Stated task → Could you extract every entry below and reproduce it exactly?

Some records:
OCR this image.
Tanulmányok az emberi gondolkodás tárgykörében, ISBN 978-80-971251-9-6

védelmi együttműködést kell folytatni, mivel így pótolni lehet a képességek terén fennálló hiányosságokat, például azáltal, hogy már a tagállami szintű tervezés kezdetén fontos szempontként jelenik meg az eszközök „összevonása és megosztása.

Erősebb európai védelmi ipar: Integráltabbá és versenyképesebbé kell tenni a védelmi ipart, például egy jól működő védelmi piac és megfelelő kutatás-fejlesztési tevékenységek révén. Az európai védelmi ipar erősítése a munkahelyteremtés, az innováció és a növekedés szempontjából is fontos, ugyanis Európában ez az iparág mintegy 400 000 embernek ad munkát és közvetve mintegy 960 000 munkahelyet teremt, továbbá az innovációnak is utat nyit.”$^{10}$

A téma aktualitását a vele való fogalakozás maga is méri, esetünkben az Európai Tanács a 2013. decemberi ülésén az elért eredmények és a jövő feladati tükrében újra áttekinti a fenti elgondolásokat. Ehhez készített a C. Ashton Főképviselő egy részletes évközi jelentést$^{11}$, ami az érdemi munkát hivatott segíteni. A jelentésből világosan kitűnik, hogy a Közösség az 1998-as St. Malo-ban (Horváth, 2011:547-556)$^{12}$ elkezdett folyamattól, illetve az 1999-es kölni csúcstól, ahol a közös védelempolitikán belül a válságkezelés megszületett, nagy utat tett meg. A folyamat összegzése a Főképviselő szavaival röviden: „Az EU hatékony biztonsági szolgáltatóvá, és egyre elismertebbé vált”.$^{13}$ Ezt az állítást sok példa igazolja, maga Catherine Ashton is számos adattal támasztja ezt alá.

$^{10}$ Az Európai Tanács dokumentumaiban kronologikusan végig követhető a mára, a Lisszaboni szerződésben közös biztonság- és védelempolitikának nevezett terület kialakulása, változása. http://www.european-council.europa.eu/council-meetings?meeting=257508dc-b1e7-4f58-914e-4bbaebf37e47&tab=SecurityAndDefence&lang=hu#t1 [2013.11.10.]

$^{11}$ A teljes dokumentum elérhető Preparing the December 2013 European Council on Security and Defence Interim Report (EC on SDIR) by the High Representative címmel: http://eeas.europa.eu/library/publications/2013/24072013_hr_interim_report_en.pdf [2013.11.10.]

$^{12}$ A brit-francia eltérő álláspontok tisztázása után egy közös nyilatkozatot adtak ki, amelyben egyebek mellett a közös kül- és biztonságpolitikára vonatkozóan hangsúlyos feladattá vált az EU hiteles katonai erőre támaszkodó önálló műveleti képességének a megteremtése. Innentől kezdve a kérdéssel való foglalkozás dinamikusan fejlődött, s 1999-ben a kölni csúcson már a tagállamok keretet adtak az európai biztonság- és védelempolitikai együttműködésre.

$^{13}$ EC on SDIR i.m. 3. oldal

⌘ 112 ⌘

Task solution →
OCR this image.
Tanulmányok az emberi gondolkodás tárgykörében, ISBN 978-80-971251-9-6

védelmi együttműködést kell folytatni, mivel így pótolni lehet a képességek terén fennálló hiányosságokat, például azáltal, hogy már a tagállami szintű tervezés kezdetén fontos szempontként jelenik meg az eszközök „összevonása és megosztása.

Erősebb európai védelmi ipar: Integráltabbá és versenyképesebbé kell tenni a védelmi ipart, például egy jól működő védelmi piac és megfelelő kutatás-fejlesztési tevékenységek révén. Az európai védelmi ipar erősítése a munkahelyteremtés, az innováció és a növekedés szempontjából is fontos, ugyanis Európában ez az iparág mintegy 400 000 embernek ad munkát és közvetve mintegy 960 000 munkahelyet teremt, továbbá az innovációnak is utat nyit.”$^{10}$

A téma aktualitását a vele való fogalakozás maga is méri, esetünkben az Európai Tanács a 2013. decemberi ülésén az elért eredmények és a jövő feladati tükrében újra áttekinti a fenti elgondolásokat. Ehhez készített a C. Ashton Főképviselő egy részletes évközi jelentést$^{11}$, ami az érdemi munkát hivatott segíteni. A jelentésből világosan kitűnik, hogy a Közösség az 1998-as St. Malo-ban (Horváth, 2011:547-556)$^{12}$ elkezdett folyamattól, illetve az 1999-es kölni csúcstól, ahol a közös védelempolitikán belül a válságkezelés megszületett, nagy utat tett meg. A folyamat összegzése a Főképviselő szavaival röviden: „Az EU hatékony biztonsági szolgáltatóvá, és egyre elismertebbé vált”.$^{13}$ Ezt az állítást sok példa igazolja, maga Catherine Ashton is számos adattal támasztja ezt alá.

$^{10}$ Az Európai Tanács dokumentumaiban kronologikusan végig követhető a mára, a Lisszaboni szerződésben közös biztonság- és védelempolitikának nevezett terület kialakulása, változása. http://www.european-council.europa.eu/council-meetings?meeting=257508dc-b1e7-4f58-914e-4bbaebf37e47&tab=SecurityAndDefence&lang=hu#t1 [2013.11.10.]

$^{11}$ A teljes dokumentum elérhető Preparing the December 2013 European Council on Security and Defence Interim Report (EC on SDIR) by the High Representative címmel: http://eeas.europa.eu/library/publications/2013/24072013_hr_interim_report_en.pdf [2013.11.10.]

$^{12}$ A brit-francia eltérő álláspontok tisztázása után egy közös nyilatkozatot adtak ki, amelyben egyebek mellett a közös kül- és biztonságpolitikára vonatkozóan hangsúlyos feladattá vált az EU hiteles katonai erőre támaszkodó önálló műveleti képességének a megteremtése. Innentől kezdve a kérdéssel való foglalkozás dinamikusan fejlődött, s 1999-ben a kölni csúcson már a tagállamok keretet adtak az európai biztonság- és védelempolitikai együttműködésre.

$^{13}$ EC on SDIR i.m. 3. oldal

⌘ 112 ⌘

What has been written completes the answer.